══ TEXT SEGMENT ══
One of the few films that engender debate is Signage, a short about a gay, aging Washingtonian and his unsatisfying encounter with a nubile, deaf, gay Gallaudet University student (“About Face,” 9/28/07). The story is semi-sweet, but the acting and editing and camerawork never rise above mediocrity. Plus, it has a joke about Ally McBeal (referring to a zero-calorie vodka Fresca as a “Calista”) that would have been dated in 2001.

After a powwow, we judge Signage a 62—below the threshold Gann cited as his cutoff (75) for taking second looks at films. Then we notice something in the credits: a thank-you note to Jon Gann.

June 22

An e-mail from Gann warns us we might get angry letters from filmmakers about our rejection slips. He tells us in capital letters, DO NOT respond to them ourselves.

I wait and wait, but no budding Kevin Smiths flame me.

July 21

Between May and July we morph from esteemed judges to “vollies”—volunteers. Gann e-mails to remind us that, in exchange for being judges, we now must provide free labor to run the festival. We send our available times and shirt sizes to Bruno, the volunteer coordinator.

The festival lineup is posted online. I scan the 89 films, checking off “my” movies: Girls’ Room, the hilarious one about the poker-playing serial killer, the weird European one where the girl’s on a couch in a lake (and carries her dead father to Davy Jones’ locker on an unhinged door). Check, check, check.
═══
* DIRECTIVES
(1) Translate this sentence from the film festival diary into Spanish: "We send our available times and shirt sizes to Bruno, the volunteer coordinator."
(2) In the film festival diary, how many films are in the festival lineup posted online?
(3) Resume the diary about judging and volunteering at the short-film festival from its last sentence.
══ PROVIDED MATERIAL ══
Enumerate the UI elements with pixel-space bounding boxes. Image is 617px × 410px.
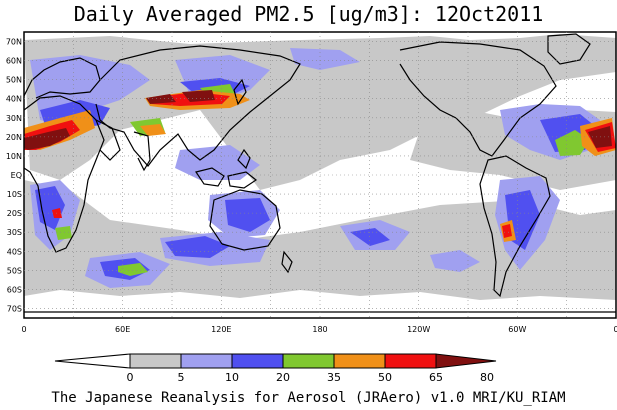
lat-labels: 70N 60N 50N 40N 30N 20N 10N EQ 10S 20S 30S 40S 50S 60… — [6, 38, 22, 314]
colorbar-label: 20 — [276, 371, 290, 384]
lat-label: 40S — [7, 247, 22, 256]
colorbar-label: 80 — [480, 371, 494, 384]
graticule — [24, 32, 616, 318]
colorbar-arrow-right — [435, 353, 497, 369]
lon-label: 60E — [115, 325, 130, 334]
lon-label: 120E — [211, 325, 231, 334]
map-title: Daily Averaged PM2.5 [ug/m3]: 12Oct2011 — [73, 2, 544, 26]
lat-label: 20N — [6, 133, 22, 142]
lon-label: 0 — [613, 325, 617, 334]
lon-label: 60W — [508, 325, 526, 334]
colorbar-swatch — [282, 353, 335, 369]
lat-label: EQ — [11, 171, 22, 180]
lat-label: 20S — [7, 209, 22, 218]
lon-label: 180 — [312, 325, 327, 334]
lat-label: 30S — [7, 228, 22, 237]
colorbar-swatch — [333, 353, 386, 369]
lat-label: 70N — [6, 38, 22, 47]
colorbar: 0 5 10 20 35 50 65 80 — [54, 353, 497, 384]
colorbar-swatch — [129, 353, 182, 369]
colorbar-label: 0 — [127, 371, 134, 384]
colorbar-swatch — [384, 353, 437, 369]
lat-label: 10N — [6, 152, 22, 161]
colorbar-label: 5 — [178, 371, 185, 384]
colorbar-swatch — [180, 353, 233, 369]
lon-labels: 0 60E 120E 180 120W 60W 0 — [21, 325, 617, 334]
colorbar-label: 50 — [378, 371, 392, 384]
lat-label: 50N — [6, 76, 22, 85]
colorbar-label: 10 — [225, 371, 239, 384]
lat-label: 50S — [7, 266, 22, 275]
colorbar-swatch — [231, 353, 284, 369]
footer-credit: The Japanese Reanalysis for Aerosol (JRA… — [51, 390, 566, 406]
lon-label: 0 — [21, 325, 26, 334]
colorbar-label: 35 — [327, 371, 341, 384]
lon-label: 120W — [407, 325, 430, 334]
lat-label: 40N — [6, 95, 22, 104]
lat-label: 60N — [6, 57, 22, 66]
lat-label: 70S — [7, 304, 22, 313]
lat-label: 10S — [7, 190, 22, 199]
colorbar-arrow-left — [54, 353, 131, 369]
lat-label: 30N — [6, 114, 22, 123]
colorbar-label: 65 — [429, 371, 443, 384]
lat-label: 60S — [7, 285, 22, 294]
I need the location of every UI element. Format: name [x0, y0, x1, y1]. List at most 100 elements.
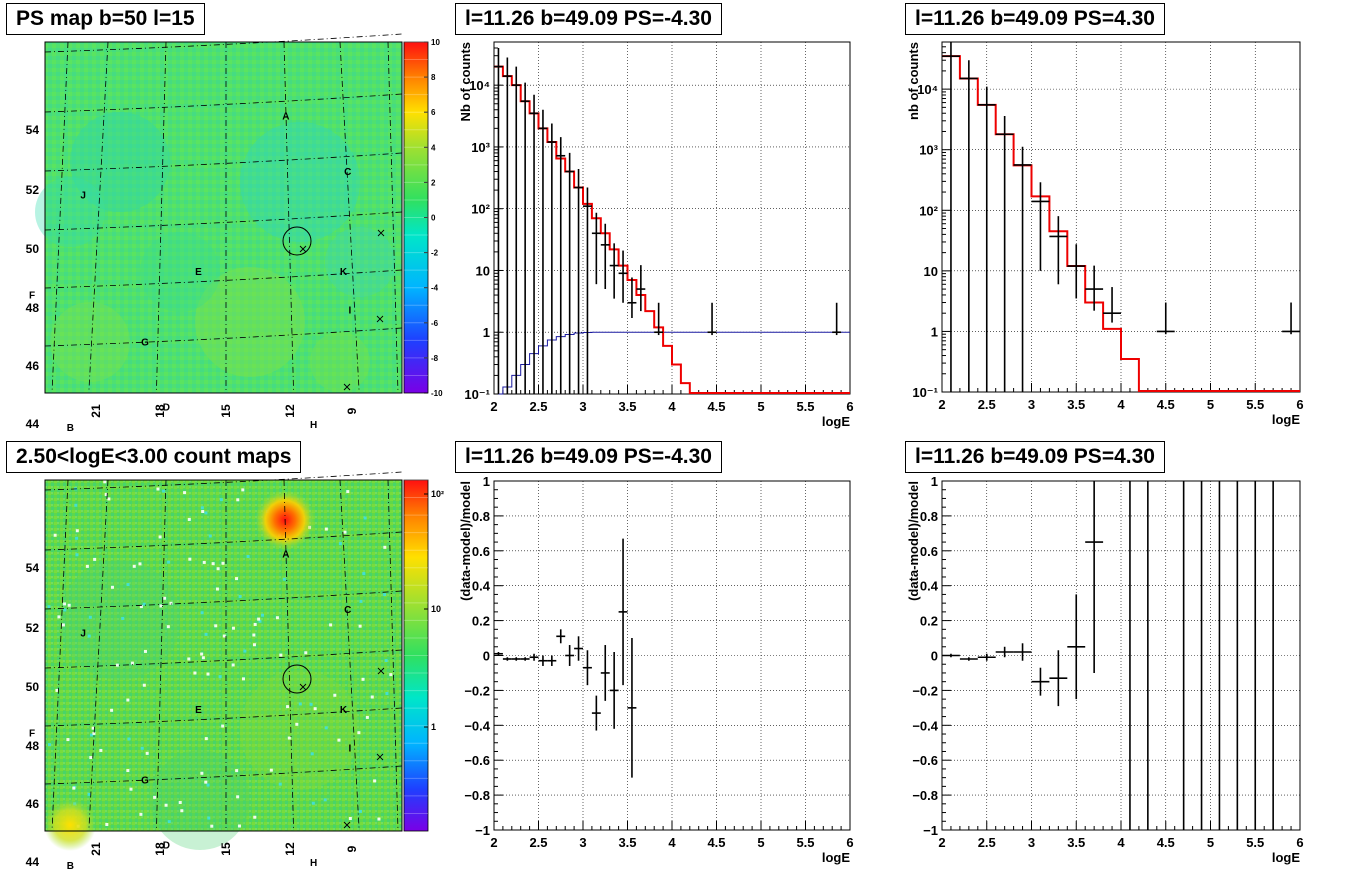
map-bright-pixel [204, 780, 208, 784]
data-point [627, 638, 637, 778]
data-point [1282, 302, 1300, 335]
map-lat-gridline [44, 765, 403, 785]
data-point [1013, 146, 1032, 392]
map-bright-pixel [231, 663, 235, 667]
map-source-label-b: B [67, 423, 74, 434]
y-tick-label: 10⁻¹ [464, 387, 490, 402]
y-tick-label: 0.8 [472, 509, 490, 524]
map-bright-pixel [383, 545, 387, 549]
map-bright-pixel [257, 617, 261, 621]
data-point [520, 657, 530, 661]
map-source-label-j: J [80, 191, 86, 202]
data-point [618, 538, 628, 686]
data-point [995, 646, 1014, 658]
x-tick-label: 5.5 [796, 399, 814, 414]
map-source-label-g: G [141, 338, 149, 349]
x-tick-label: 6 [1296, 835, 1303, 850]
map-lon-tick-label: 12 [283, 842, 297, 856]
map-source-label-h: H [310, 858, 317, 869]
map-lat-gridline [44, 211, 403, 231]
colorbar-tick-label: 10 [431, 38, 440, 47]
data-point [1156, 302, 1175, 335]
colorbar-tick-label: 1 [431, 722, 436, 732]
map-bright-pixel [88, 615, 92, 619]
x-tick-label: 5 [757, 399, 764, 414]
map-bright-pixel [91, 726, 95, 730]
map-bright-pixel [143, 649, 147, 653]
x-tick-label: 5.5 [796, 835, 814, 850]
map-lat-gridline [44, 707, 403, 727]
spectrum-pos-title: l=11.26 b=49.09 PS=4.30 [905, 3, 1165, 35]
data-point [636, 265, 646, 312]
map-lat-tick-label: 44 [26, 855, 40, 869]
map-bright-pixel [208, 534, 212, 538]
data-point [583, 187, 592, 394]
map-source-label-i: I [348, 743, 351, 754]
data-point [1049, 216, 1068, 285]
y-tick-label: 10 [476, 263, 490, 278]
map-bright-pixel [324, 527, 328, 531]
map-bright-pixel [200, 771, 204, 775]
map-bright-pixel [90, 733, 94, 737]
map-bright-pixel [235, 769, 239, 773]
map-bright-pixel [178, 801, 182, 805]
y-tick-label: 0 [931, 649, 938, 664]
y-tick-label: 1 [931, 474, 938, 489]
map-bright-pixel [358, 624, 362, 628]
map-lon-tick-label: 9 [345, 845, 359, 852]
map-bright-pixel [218, 675, 222, 679]
map-source-label-i: I [348, 305, 351, 316]
map-bright-pixel [139, 605, 143, 609]
data-point [627, 277, 637, 319]
map-lat-gridline [44, 649, 403, 669]
map-bright-pixel [63, 602, 67, 606]
map-bright-pixel [187, 657, 191, 661]
colorbar-tick-label: 10 [431, 604, 441, 614]
residual-pos-title: l=11.26 b=49.09 PS=4.30 [905, 441, 1165, 473]
map-bright-pixel [282, 577, 286, 581]
map-bright-pixel [103, 480, 107, 484]
map-intensity-blob [50, 302, 130, 382]
plot-frame [493, 41, 851, 395]
map-bright-pixel [286, 705, 290, 709]
x-tick-label: 5 [1207, 835, 1214, 850]
map-bright-pixel [311, 801, 315, 805]
map-lat-tick-label: 54 [26, 561, 40, 575]
colorbar-tick-label: 2 [431, 178, 436, 187]
map-bright-pixel [67, 603, 71, 607]
map-bright-pixel [47, 605, 51, 609]
map-bright-pixel [93, 557, 97, 561]
map-bright-pixel [253, 622, 257, 626]
map-lat-tick-label: 46 [26, 797, 40, 811]
x-tick-label: 2.5 [529, 399, 547, 414]
x-tick-label: 3.5 [618, 399, 636, 414]
map-bright-pixel [142, 602, 146, 606]
x-tick-label: 2.5 [529, 835, 547, 850]
data-point [1049, 650, 1068, 707]
map-bright-pixel [138, 562, 142, 566]
data-point [494, 652, 503, 656]
x-tick-label: 5.5 [1246, 835, 1264, 850]
y-tick-label: 10⁻¹ [912, 385, 938, 400]
map-lon-tick-label: 9 [345, 407, 359, 414]
map-bright-pixel [384, 659, 388, 663]
data-point [609, 652, 619, 729]
map-lat-gridline [44, 471, 403, 491]
map-bright-pixel [383, 593, 387, 597]
map-source-label-c: C [344, 605, 351, 616]
map-bright-pixel [89, 756, 93, 760]
data-point [707, 302, 717, 336]
map-bright-pixel [275, 616, 279, 620]
map-bright-pixel [337, 738, 341, 742]
x-tick-label: 5 [1207, 397, 1214, 412]
map-bright-pixel [145, 751, 149, 755]
map-bright-pixel [127, 737, 131, 741]
map-source-label-f: F [29, 729, 35, 740]
y-tick-label: −0.4 [912, 718, 938, 733]
map-bright-pixel [221, 724, 225, 728]
x-tick-label: 3 [579, 399, 586, 414]
map-cross-marker [299, 683, 307, 691]
data-point [502, 57, 512, 394]
map-source-label-e: E [195, 705, 202, 716]
map-source-label-e: E [195, 267, 202, 278]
═══
* THE REPLIES
(1) Enviamos nuestros horarios disponibles y nuestras tallas de camiseta a Bruno, el coordinador de voluntarios.

(2) 89 films.

(3)
I miss Detroit Unleaded, so I scroll through again. Hmmm. I search for it, command-F. Nope. I check each film one by one.

And there it is, playing at prime-time Friday night: Signage.

Months later, I ask Gann about the film’s resurrection. He admits knowing its lead actor/director, donating $100 to help make it, and suggesting edits after seeing a rough cut. (The filmmakers ignored his advice.) He confesses that his name being in the credits makes him uncomfortable. He also points out he had a hand in three or four films in the festival and rescued at least one other movie from the judges’ reject pile. Plus, as a local film with two built-in audiences—gay and deaf people—Signage has big advantages over other entries.

“I’m sure someone will come back and yell at me,” Gann says, lightheartedly. “But someone yells at me about everything I do.”

Sept. 10

I came to learn to usher. Instead, I’ve got my arms tucked under my shoulders like chicken wings, playing paper-rock-scissors…

We’ve gathered at the foot of the staircase inside E Street Cinema, which houses the festival. Ice re-broken, we sit captive on the steps as Gann repeats his founding-father story for the newbies. Half the judges, including one good-looking girl on my team, have ditched volunteer duties. My ears only perk up when he mentions an exclusive opening-night party at the Gibson Guitar Room.

Afterward, Gann shows us around the theater, which seems unnecessary. (It’s a theater.) He hints he’ll show us a projection booth but doesn’t. He also alludes to some crazy hidden space in the building’s bowels, with an anarchy ‘A’ painted on the floor—like a satanic crypt—but doesn’t show us this either.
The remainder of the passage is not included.